▶ EXTRACTED ENTRIES:
* BEGIN *

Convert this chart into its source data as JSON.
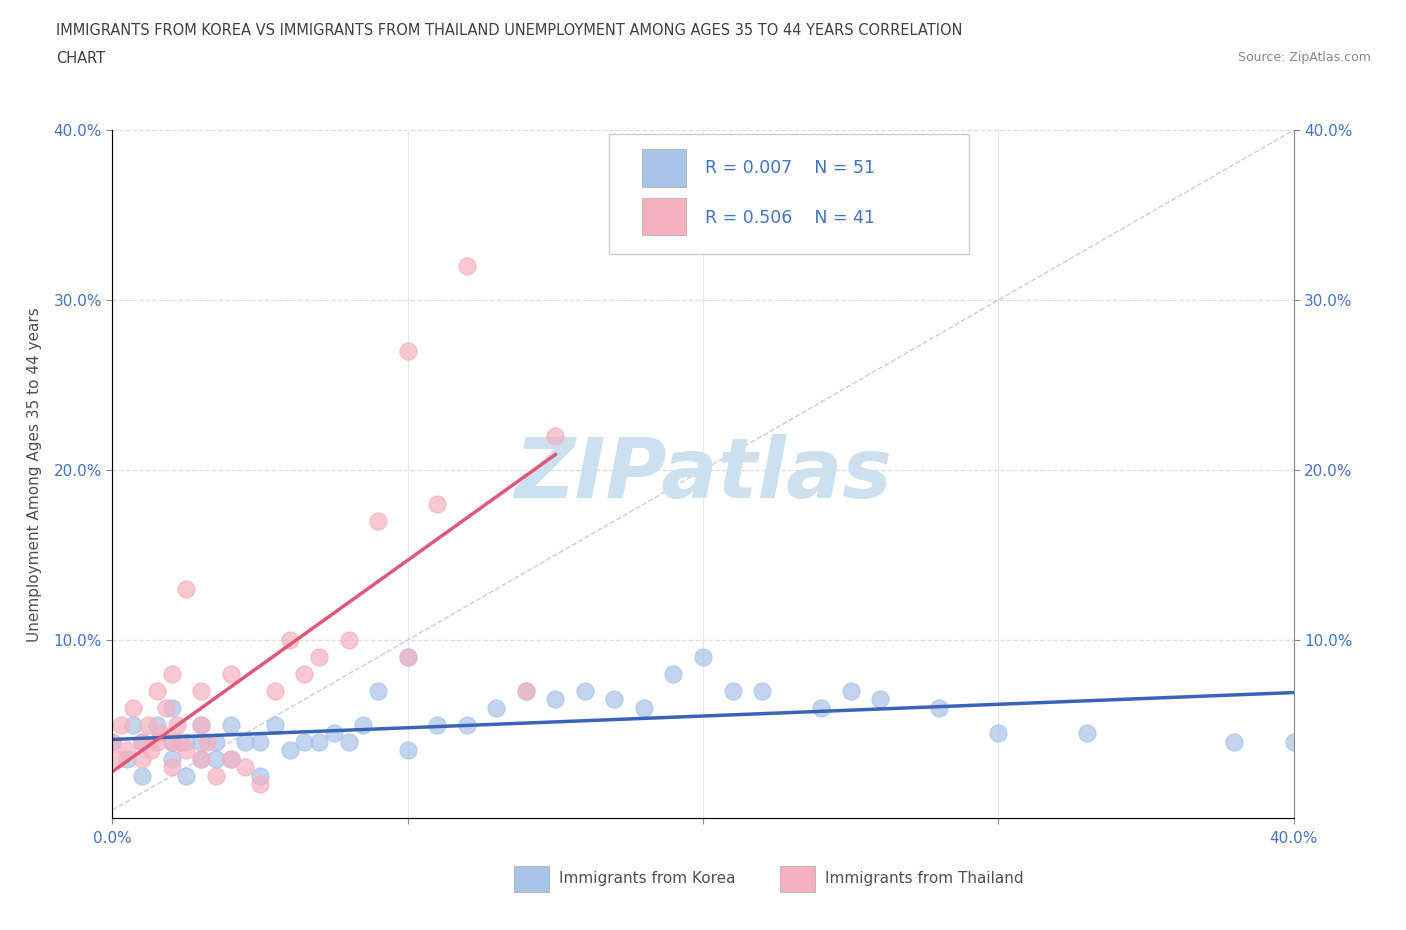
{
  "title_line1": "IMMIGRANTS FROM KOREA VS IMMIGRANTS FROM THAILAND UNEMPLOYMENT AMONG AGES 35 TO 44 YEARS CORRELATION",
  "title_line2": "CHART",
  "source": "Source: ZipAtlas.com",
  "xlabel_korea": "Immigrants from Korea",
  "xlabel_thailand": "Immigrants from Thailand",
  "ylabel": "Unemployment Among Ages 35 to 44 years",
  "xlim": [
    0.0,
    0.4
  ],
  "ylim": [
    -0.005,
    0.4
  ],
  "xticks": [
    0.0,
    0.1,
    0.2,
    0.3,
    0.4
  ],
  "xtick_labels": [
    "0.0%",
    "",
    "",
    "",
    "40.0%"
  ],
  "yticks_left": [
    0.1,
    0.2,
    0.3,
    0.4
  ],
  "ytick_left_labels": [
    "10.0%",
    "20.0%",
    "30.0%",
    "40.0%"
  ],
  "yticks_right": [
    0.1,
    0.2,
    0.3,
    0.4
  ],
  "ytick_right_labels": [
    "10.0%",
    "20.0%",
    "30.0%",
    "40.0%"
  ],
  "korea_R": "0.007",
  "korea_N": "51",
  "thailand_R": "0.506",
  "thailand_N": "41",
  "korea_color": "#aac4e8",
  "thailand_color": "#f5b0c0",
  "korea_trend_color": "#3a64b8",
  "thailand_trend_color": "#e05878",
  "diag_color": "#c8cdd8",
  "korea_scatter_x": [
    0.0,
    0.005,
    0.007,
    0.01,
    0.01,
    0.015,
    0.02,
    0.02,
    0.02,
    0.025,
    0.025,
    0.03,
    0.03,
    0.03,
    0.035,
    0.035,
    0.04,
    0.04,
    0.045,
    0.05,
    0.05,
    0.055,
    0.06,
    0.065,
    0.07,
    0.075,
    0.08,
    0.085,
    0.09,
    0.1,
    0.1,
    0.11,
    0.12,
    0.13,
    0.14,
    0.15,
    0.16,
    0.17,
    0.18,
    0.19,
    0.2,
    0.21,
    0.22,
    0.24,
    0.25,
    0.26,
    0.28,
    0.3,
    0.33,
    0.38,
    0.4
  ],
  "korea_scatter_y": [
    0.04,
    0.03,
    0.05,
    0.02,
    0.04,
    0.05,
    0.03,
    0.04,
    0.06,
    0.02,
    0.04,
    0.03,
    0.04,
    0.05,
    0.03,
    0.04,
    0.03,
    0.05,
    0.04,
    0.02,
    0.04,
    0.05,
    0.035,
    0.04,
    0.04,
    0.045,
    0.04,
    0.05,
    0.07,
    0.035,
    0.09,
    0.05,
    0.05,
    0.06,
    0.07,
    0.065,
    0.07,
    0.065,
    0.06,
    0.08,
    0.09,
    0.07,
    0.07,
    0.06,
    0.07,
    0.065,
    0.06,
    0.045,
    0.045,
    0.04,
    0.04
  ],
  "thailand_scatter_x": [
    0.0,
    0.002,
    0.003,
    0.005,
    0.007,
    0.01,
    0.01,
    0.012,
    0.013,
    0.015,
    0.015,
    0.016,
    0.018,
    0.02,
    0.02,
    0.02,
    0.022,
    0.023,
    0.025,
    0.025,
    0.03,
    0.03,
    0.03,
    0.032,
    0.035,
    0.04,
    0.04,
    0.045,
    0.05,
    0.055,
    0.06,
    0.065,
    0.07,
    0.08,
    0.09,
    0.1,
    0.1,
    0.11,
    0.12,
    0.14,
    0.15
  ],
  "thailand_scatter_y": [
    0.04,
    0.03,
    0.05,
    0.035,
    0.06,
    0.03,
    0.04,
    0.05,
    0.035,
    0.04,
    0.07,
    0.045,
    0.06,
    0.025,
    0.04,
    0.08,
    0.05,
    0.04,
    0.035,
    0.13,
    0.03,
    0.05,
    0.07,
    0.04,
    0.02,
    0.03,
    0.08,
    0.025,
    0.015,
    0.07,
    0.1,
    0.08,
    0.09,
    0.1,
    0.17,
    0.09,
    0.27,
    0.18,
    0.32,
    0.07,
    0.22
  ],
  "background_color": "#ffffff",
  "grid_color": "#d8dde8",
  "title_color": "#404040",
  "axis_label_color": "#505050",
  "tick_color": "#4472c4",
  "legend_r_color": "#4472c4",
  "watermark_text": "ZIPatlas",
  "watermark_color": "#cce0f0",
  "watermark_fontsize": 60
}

* END *

▶ REQUIRED WORK: Pick out all the lines with the word "source" in them and copy them.

▶ FINISHED EXERCISE:
Convert this chart into its source data as JSON.
  "source": "Source: ZipAtlas.com",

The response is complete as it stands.